Un mes sin Maduro: ¿cómo cambió Venezuela?
A 30 días de la salida de Maduro, Venezuela vive cambios acelerados, tensiones políticas y expectativas sobre su rumbo democrático.
INTERNACIONALES
Equipo de redacción
2/3/20261 min read


Hace un mes, el presidente venezolano Nicolás Maduro dejó de ejercer el poder tras una operación militar sorpresa liderada por Estados Unidos que terminó con su captura junto a su esposa, Cilia Flores, y su traslado a Nueva York para enfrentar cargos federales en la justicia estadounidense. Desde entonces, el país sudamericano atraviesa una etapa de cambios profundos, con nuevas fuerzas políticas al frente y medidas que contrastan con la era de Maduro.
Tras la salida de Maduro, la vicepresidenta Delcy Rodríguez asumió de inmediato la presidencia interina y ha encabezado un proceso de transición – impulsado en parte por la presión de Estados Unidos – que ha buscado estabilizar el país y abrir espacios de reforma. Aunque mantiene parte del aparato chavista, ha impulsado acciones como cambios en el liderazgo militar, la liberación paulatina de presos políticos y un acercamiento diplomático con Washington.
Uno de los pasos más notorios ha sido la apertura a inversionistas privados en el sector petrolero, replanteando la histórica política de control estatal sobre la industria que había dominado a Venezuela por décadas. Esto forma parte de un plan más amplio que busca atraer capital extranjero para revitalizar una economía duramente golpeada por años de crisis.
Además, el gobierno interino ha promovido la propuesta de una ley de amnistía general para casos de violencia política desde 1999, aunque con exclusiones para delitos graves, lo que ha generado debates entre sectores políticos y organizaciones defensoras de derechos humanos.
Pese a estos avances, la situación en Venezuela permanece compleja y llena de desafíos. Sectores de la población y grupos opositores continúan esperando pasos más claros hacia la democracia y elecciones libres, mientras que el legado del chavismo, la reorganización del poder y la presencia de actores políticos tradicionales aún influyen fuertemente en el rumbo nacional.

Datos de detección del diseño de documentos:

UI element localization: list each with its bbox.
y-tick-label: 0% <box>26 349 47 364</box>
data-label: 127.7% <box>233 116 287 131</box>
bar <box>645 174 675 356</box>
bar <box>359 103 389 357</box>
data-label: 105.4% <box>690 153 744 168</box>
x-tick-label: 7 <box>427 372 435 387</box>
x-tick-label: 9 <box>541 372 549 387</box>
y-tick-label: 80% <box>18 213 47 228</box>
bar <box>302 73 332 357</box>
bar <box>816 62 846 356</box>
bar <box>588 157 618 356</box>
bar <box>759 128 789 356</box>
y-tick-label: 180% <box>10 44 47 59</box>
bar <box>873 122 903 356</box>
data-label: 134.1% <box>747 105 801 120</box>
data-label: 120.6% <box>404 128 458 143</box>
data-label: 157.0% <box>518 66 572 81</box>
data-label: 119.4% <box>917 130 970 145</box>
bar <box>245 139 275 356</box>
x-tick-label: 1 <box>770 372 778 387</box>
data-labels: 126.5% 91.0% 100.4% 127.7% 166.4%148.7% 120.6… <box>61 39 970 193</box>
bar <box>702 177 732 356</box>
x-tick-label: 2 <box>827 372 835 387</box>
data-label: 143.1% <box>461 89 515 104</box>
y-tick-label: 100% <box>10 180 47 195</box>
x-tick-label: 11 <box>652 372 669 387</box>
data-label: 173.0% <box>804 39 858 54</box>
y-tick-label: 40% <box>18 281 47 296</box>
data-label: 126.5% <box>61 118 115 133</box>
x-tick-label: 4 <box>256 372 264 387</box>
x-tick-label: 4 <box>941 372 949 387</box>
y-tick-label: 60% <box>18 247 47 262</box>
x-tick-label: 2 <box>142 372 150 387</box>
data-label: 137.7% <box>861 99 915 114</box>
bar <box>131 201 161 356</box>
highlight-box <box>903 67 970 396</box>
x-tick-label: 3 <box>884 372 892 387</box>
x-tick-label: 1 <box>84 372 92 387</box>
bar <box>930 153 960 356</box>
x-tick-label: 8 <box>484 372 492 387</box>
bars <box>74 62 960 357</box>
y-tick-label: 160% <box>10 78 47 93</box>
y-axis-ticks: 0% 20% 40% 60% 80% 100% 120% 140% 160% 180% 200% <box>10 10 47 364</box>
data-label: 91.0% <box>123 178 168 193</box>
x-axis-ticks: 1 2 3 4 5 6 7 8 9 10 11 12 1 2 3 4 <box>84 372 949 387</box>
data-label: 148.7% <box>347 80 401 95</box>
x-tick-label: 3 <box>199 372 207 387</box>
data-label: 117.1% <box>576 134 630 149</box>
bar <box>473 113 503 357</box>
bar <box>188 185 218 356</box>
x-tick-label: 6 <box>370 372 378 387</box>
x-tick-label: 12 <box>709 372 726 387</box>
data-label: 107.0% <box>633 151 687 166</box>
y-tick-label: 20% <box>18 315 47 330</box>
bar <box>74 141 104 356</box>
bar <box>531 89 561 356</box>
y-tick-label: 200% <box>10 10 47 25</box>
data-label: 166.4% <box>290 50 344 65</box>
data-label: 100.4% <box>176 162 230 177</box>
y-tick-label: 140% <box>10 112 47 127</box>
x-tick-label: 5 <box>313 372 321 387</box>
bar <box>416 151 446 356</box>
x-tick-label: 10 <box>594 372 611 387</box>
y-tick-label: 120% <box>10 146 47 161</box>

Tu tarea >>
Copia el fragmento del texto sobre la salida de Maduro que empieza con "INTERNACIONALES" y sigue hasta "era de Maduro.", y sustituye "sorpresa" por "encubierta". Los registros no hacen falta para resolver nada de esto.

Tu respuesta >>
INTERNACIONALES
Equipo de redacción
2/3/20261 min read


Hace un mes, el presidente venezolano Nicolás Maduro dejó de ejercer el poder tras una operación militar encubierta liderada por Estados Unidos que terminó con su captura junto a su esposa, Cilia Flores, y su traslado a Nueva York para enfrentar cargos federales en la justicia estadounidense. Desde entonces, el país sudamericano atraviesa una etapa de cambios profundos, con nuevas fuerzas políticas al frente y medidas que contrastan con la era de Maduro.